Records from a data source:
□ □ □ □

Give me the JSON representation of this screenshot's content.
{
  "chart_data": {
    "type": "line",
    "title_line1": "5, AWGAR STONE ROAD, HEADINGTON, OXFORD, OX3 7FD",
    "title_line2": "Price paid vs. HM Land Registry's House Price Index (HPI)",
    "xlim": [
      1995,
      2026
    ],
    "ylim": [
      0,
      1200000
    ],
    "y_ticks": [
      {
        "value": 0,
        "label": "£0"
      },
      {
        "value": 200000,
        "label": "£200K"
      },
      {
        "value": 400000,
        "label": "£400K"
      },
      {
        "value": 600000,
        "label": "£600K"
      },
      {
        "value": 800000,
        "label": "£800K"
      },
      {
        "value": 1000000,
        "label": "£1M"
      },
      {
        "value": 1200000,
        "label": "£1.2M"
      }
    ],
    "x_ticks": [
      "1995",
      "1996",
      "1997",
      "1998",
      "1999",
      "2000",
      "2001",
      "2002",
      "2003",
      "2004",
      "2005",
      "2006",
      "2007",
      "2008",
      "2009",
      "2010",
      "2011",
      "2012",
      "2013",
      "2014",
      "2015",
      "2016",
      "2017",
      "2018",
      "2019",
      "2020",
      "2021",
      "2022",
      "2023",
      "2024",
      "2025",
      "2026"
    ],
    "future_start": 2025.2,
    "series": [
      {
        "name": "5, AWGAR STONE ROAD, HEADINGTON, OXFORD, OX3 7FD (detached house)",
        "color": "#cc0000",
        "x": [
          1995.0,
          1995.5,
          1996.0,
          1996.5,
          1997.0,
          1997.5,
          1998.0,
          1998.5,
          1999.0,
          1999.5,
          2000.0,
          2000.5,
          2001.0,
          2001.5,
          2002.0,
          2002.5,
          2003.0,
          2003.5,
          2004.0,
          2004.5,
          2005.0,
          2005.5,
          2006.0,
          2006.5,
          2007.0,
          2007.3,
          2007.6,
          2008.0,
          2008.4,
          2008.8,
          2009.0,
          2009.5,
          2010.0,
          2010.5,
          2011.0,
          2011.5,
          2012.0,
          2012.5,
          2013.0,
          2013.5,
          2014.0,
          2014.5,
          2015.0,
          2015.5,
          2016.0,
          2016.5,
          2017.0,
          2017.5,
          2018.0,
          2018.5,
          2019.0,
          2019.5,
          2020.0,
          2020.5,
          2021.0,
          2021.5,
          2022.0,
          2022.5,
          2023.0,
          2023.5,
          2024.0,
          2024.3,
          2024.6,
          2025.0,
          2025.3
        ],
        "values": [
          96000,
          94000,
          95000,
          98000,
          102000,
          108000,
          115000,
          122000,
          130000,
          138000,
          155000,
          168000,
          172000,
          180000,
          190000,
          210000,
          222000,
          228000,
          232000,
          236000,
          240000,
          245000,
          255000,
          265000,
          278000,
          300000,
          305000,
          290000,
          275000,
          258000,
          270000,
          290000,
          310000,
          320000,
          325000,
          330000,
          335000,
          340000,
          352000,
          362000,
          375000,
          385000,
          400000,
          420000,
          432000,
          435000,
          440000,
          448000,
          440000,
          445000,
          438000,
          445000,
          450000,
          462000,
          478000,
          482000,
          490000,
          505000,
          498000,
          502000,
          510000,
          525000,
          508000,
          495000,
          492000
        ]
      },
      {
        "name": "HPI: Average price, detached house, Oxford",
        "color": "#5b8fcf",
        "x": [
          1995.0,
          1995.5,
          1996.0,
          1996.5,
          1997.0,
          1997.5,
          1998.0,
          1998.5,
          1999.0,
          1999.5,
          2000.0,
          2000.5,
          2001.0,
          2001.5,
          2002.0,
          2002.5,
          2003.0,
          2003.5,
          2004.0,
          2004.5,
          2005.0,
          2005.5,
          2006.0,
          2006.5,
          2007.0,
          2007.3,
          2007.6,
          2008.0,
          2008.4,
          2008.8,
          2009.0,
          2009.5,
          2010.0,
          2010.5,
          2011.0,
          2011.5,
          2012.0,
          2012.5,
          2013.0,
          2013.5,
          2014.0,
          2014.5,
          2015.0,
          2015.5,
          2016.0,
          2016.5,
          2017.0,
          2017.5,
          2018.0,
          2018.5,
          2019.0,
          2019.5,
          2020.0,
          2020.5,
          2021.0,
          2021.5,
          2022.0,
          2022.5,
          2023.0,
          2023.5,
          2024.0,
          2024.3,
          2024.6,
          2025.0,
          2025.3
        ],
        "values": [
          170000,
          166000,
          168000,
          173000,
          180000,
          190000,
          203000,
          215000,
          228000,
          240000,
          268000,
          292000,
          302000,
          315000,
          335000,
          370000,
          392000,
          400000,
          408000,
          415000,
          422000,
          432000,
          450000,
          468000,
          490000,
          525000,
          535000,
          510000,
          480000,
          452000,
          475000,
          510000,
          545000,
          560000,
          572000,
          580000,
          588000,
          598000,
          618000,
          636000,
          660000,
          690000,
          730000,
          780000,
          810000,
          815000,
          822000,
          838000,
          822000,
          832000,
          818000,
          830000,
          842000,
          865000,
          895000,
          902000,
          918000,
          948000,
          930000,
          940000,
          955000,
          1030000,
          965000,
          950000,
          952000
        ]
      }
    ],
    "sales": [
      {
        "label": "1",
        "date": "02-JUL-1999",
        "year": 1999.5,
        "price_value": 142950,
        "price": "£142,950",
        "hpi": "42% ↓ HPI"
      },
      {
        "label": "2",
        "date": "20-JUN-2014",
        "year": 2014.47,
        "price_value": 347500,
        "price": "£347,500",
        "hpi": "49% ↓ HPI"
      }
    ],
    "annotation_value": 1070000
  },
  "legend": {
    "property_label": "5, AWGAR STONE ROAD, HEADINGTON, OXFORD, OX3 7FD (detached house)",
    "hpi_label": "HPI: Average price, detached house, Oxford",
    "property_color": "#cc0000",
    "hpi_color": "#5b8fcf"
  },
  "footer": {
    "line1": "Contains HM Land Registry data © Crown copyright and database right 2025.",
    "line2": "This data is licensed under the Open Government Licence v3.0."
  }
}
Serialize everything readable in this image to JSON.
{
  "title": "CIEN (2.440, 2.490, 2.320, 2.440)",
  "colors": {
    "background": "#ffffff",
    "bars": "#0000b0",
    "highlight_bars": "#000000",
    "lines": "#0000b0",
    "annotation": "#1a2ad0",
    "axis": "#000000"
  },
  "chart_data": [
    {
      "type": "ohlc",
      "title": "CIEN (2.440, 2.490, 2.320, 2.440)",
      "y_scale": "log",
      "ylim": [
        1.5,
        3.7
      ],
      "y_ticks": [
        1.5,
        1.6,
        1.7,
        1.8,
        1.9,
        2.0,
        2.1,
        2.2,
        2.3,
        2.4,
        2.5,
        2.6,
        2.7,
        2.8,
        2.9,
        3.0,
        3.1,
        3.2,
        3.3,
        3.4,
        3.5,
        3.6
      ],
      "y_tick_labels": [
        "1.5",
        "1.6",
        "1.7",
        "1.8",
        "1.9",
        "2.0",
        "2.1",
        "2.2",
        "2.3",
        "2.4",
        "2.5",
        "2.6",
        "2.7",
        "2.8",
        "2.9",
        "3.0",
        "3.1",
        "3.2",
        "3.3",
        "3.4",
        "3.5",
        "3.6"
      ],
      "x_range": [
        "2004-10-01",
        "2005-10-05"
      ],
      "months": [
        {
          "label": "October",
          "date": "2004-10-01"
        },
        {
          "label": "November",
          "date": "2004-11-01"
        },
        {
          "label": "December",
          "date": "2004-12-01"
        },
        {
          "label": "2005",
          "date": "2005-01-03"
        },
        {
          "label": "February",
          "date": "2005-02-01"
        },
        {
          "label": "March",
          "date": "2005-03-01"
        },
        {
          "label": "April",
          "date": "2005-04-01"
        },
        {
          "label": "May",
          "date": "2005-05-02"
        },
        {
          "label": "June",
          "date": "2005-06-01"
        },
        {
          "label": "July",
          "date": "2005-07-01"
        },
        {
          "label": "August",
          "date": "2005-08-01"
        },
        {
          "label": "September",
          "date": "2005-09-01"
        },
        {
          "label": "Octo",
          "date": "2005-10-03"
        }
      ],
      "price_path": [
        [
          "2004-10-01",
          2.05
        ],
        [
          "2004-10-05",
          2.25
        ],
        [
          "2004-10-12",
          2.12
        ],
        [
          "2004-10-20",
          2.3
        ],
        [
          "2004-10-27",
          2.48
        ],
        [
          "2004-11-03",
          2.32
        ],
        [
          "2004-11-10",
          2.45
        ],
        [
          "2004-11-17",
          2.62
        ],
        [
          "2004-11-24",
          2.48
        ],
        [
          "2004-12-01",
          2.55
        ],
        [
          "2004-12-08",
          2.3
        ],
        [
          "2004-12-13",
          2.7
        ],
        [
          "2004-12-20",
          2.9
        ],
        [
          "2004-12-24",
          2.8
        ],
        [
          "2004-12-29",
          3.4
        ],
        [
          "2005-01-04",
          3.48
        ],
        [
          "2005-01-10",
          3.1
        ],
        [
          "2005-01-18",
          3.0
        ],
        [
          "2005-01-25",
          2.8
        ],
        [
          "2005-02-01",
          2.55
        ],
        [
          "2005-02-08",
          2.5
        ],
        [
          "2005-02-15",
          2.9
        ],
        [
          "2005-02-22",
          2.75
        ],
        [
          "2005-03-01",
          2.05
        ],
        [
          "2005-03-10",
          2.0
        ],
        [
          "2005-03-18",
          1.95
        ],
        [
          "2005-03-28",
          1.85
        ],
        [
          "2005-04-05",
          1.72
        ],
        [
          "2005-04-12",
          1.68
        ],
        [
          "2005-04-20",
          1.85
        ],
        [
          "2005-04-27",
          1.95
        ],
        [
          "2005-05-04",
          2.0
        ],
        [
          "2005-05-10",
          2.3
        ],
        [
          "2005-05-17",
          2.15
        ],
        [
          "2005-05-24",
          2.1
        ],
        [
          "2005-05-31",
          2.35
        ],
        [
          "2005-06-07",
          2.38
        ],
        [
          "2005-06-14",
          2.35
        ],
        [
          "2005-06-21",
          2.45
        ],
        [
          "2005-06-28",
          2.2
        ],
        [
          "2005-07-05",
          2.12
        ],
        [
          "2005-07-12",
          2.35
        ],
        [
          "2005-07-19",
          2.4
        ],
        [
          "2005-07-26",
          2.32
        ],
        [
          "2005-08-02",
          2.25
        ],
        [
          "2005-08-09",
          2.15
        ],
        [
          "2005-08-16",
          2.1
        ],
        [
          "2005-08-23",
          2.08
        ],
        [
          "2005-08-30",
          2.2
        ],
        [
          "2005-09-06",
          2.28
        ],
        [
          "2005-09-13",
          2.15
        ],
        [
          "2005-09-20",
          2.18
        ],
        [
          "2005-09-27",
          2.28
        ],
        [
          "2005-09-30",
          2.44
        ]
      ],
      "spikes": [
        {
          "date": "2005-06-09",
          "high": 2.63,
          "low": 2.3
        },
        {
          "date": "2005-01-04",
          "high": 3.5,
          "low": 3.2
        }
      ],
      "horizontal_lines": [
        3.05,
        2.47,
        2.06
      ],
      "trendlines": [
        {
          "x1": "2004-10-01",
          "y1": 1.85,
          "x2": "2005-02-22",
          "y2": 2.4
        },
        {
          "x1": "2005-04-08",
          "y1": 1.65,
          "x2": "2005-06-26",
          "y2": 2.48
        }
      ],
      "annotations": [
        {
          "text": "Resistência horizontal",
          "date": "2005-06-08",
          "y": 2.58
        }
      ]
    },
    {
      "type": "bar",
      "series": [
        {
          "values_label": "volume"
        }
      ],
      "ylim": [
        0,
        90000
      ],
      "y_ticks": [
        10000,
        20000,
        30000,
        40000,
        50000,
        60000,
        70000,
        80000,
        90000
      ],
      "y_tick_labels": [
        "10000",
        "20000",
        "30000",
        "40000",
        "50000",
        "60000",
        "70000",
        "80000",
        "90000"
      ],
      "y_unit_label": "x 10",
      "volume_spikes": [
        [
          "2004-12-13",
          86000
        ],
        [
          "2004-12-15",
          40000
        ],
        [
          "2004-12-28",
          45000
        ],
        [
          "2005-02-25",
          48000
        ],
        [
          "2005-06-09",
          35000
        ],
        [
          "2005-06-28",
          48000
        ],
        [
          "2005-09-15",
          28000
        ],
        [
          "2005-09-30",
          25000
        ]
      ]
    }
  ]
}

□ □ □ □

Description of the task: Count the lines above that contain the word "ROAD", and reply with only that number.

Result below: 3